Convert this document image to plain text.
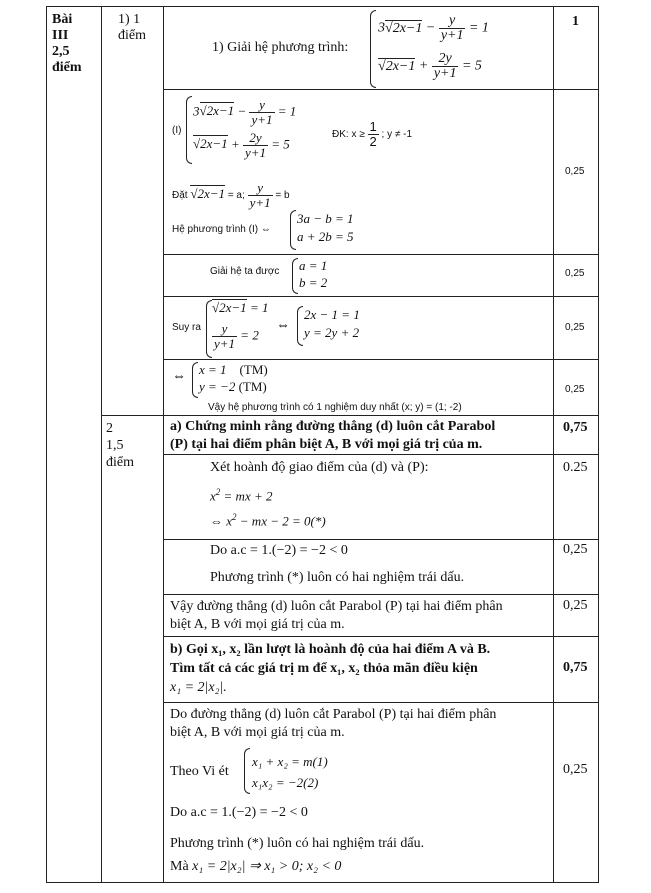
Bài
III
2,5
điểm
1) 1
điểm
2
1,5
điểm
1) Giải hệ phương trình:
$3√2x-1 - \frac{y}{y+1} = 1$
$√2x-1 + \frac{2y}{y+1} = 5$
1
(I)
$3√2x-1 - \frac{y}{y+1} = 1$
$√2x-1 + \frac{2y}{y+1} = 5$
ĐK: $x \ge \frac{1}{2}$ ; y ≠ -1
Đặt √2x−1 = a; $\frac{y}{y+1} = b$
Hệ phương trình (I) ⇔
3a − b = 1
a + 2b = 5
0,25
Giải hệ ta được a = 1
b = 2
0,25
Suy ra
√2x−1 = 1
$\frac{y}{y+1} = 2$
⇔
2x − 1 = 1
y = 2y + 2	0,25
⇔ x = 1 (TM)
y = −2 (TM)
Vậy hệ phương trình có 1 nghiệm duy nhất (x; y) = (1; -2)
0,25
a) Chứng minh rằng đường thẳng (d) luôn cắt Parabol
(P) tại hai điểm phân biệt A, B với mọi giá trị của m.
0,75
Xét hoành độ giao điểm của (d) và (P):
$x^2$ = mx + 2
⇔ $x^2$ − mx − 2 = 0(*)
0.25
Do a.c = 1.(−2) = −2 < 0
Phương trình (*) luôn có hai nghiệm trái dấu.
0,25
Vậy đường thẳng (d) luôn cắt Parabol (P) tại hai điểm phân
biệt A, B với mọi giá trị của m.
0,25
b) Gọi x₁, x₂ lần lượt là hoành độ của hai điểm A và B.
Tìm tất cả các giá trị m để x₁, x₂ thỏa mãn điều kiện
x₁ = 2|x₂|.
0,75
Do đường thẳng (d) luôn cắt Parabol (P) tại hai điểm phân
biệt A, B với mọi giá trị của m.
Theo Vi ét
x₁ + x₂ = m(1)
x₁x₂ = −2(2)
Do a.c = 1.(−2) = −2 < 0
Phương trình (*) luôn có hai nghiệm trái dấu.
Mà x₁ = 2|x₂| ⇒ x₁ > 0; x₂ < 0
0,25
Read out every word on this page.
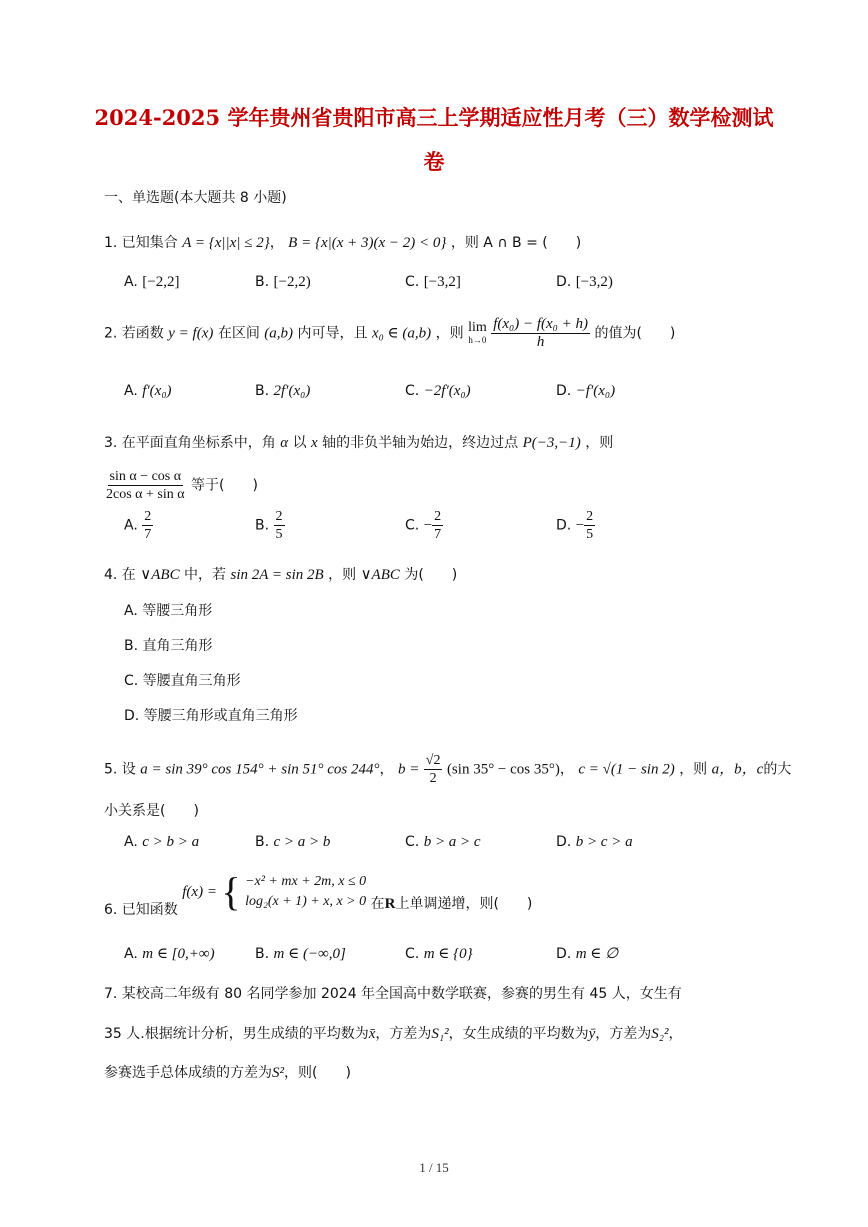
2024-2025 学年贵州省贵阳市高三上学期适应性月考（三）数学检测试
卷
一、单选题(本大题共 8 小题)
1. 已知集合 A = {x||x| ≤ 2}， B = {x|(x + 3)(x − 2) < 0} ，则 A ∩ B = (　　)
A. [−2,2]	B. [−2,2)	C. [−3,2]	D. [−3,2)
2. 若函数 y = f(x) 在区间 (a,b) 内可导，且 x₀ ∈ (a,b) ，则 lim
h→0
$\frac{\text{f(x₀) − f(x₀ + h)}}{h}$ 的值为(　　)
A. f′(x₀)	B. 2f′(x₀)	C. −2f′(x₀)	D. −f′(x₀)
3. 在平面直角坐标系中，角 α 以 x 轴的非负半轴为始边，终边过点 P(−3,−1) ，则
$\frac{\text{sin α − cos α}}{\text{2cos α + sin α}}$ 等于(　　)
A. $\frac{2}{7}$	B. $\frac{2}{5}$	C. − $\frac{2}{7}$	D. − $\frac{2}{5}$
4. 在 ∨ABC 中，若 sin 2A = sin 2B ，则 ∨ABC 为(　　)
A. 等腰三角形
B. 直角三角形
C. 等腰直角三角形
D. 等腰三角形或直角三角形
5. 设 a = sin 39° cos 154° + sin 51° cos 244°， $b = \frac{√2}{2} (\sin$ 35° − cos 35°)， c = √(1 − sin 2) ，则 a，b，c的大
小关系是(　　)
A. c > b > a	B. c > a > b	C. b > a > c	D. b > c > a
6. 已知函数 f(x) = { −x² + mx + 2m, x ≤ 0
log₂(x + 1) + x, x > 0 在R上单调递增，则(　　)
A. m ∈ [0,+∞)	B. m ∈ (−∞,0]	C. m ∈ {0}	D. m ∈ ∅
7. 某校高二年级有 80 名同学参加 2024 年全国高中数学联赛，参赛的男生有 45 人，女生有
35 人.根据统计分析，男生成绩的平均数为x̄，方差为S₁²，女生成绩的平均数为ȳ，方差为S₂²，
参赛选手总体成绩的方差为S²，则(　　)
1 / 15
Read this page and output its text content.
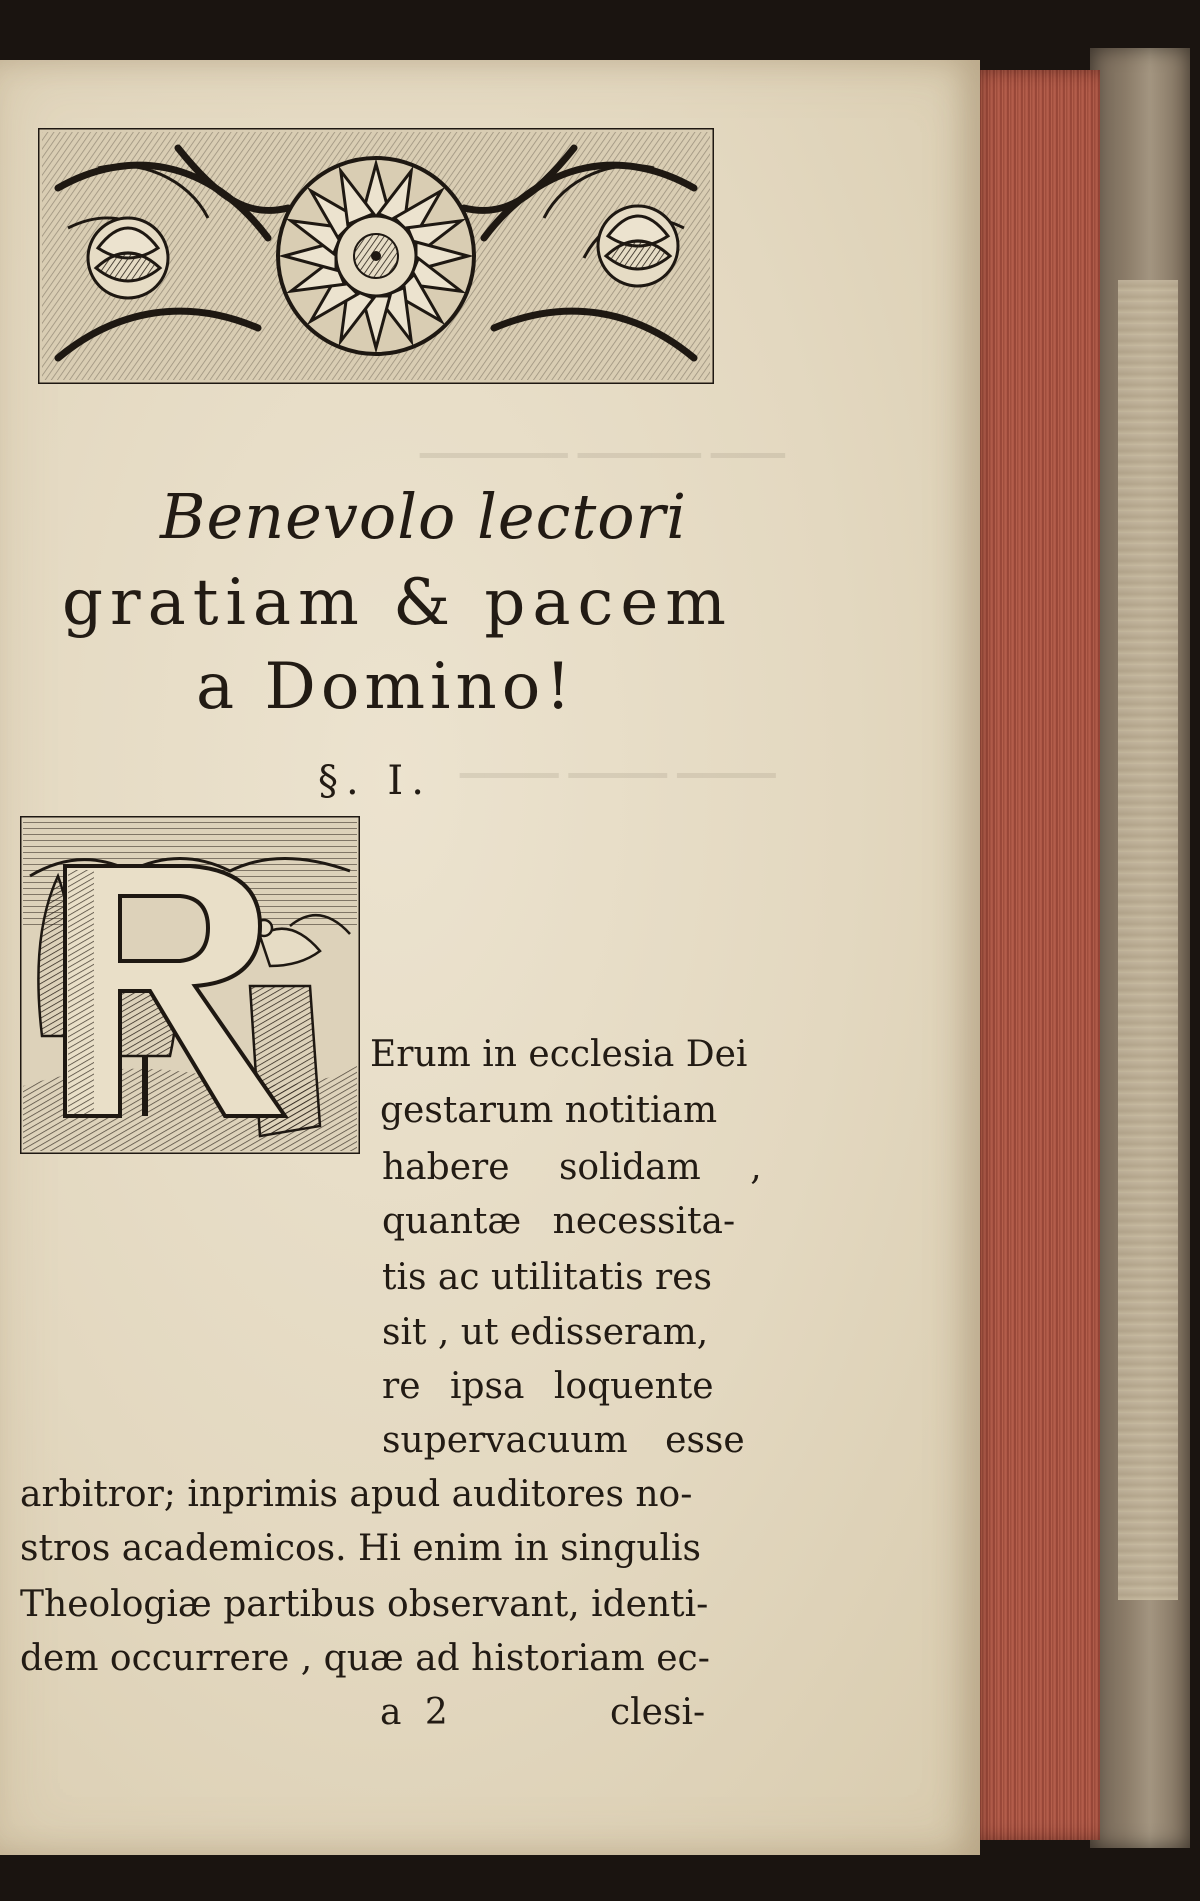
▁▁▁ ▁▁▁▁▁ ▁▁▁▁▁▁
▁▁▁▁ ▁▁▁▁ ▁▁▁▁

Benevolo lectori

gratiam & pacem

a Domino!

§. I.

Erum in ecclesia Dei

gestarum notitiam

habere solidam ,

quantæ necessita-

tis ac utilitatis res

sit , ut edisseram,

re ipsa loquente

supervacuum esse

arbitror; inprimis apud auditores no-

stros academicos. Hi enim in singulis

Theologiæ partibus observant, identi-

dem occurrere , quæ ad historiam ec-

a 2	clesi-
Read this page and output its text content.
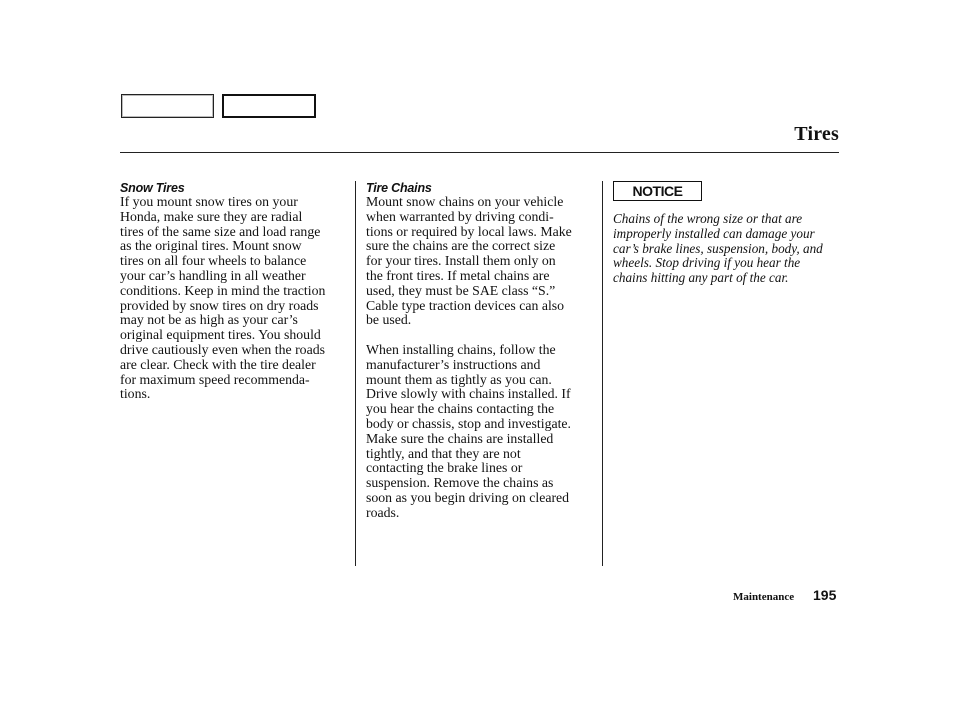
Tires
Snow Tires

If you mount snow tires on your
Honda, make sure they are radial
tires of the same size and load range
as the original tires. Mount snow
tires on all four wheels to balance
your car’s handling in all weather
conditions. Keep in mind the traction
provided by snow tires on dry roads
may not be as high as your car’s
original equipment tires. You should
drive cautiously even when the roads
are clear. Check with the tire dealer
for maximum speed recommenda-
tions.

Tire Chains

Mount snow chains on your vehicle
when warranted by driving condi-
tions or required by local laws. Make
sure the chains are the correct size
for your tires. Install them only on
the front tires. If metal chains are
used, they must be SAE class “S.”
Cable type traction devices can also
be used.

When installing chains, follow the
manufacturer’s instructions and
mount them as tightly as you can.
Drive slowly with chains installed. If
you hear the chains contacting the
body or chassis, stop and investigate.
Make sure the chains are installed
tightly, and that they are not
contacting the brake lines or
suspension. Remove the chains as
soon as you begin driving on cleared
roads.

NOTICE

Chains of the wrong size or that are
improperly installed can damage your
car’s brake lines, suspension, body, and
wheels. Stop driving if you hear the
chains hitting any part of the car.

Maintenance 195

WRITTEN INSTRUCTION:
What is the number of lines in these records that contain "them"? Reply with the number only.

CORRECT RESULT:
2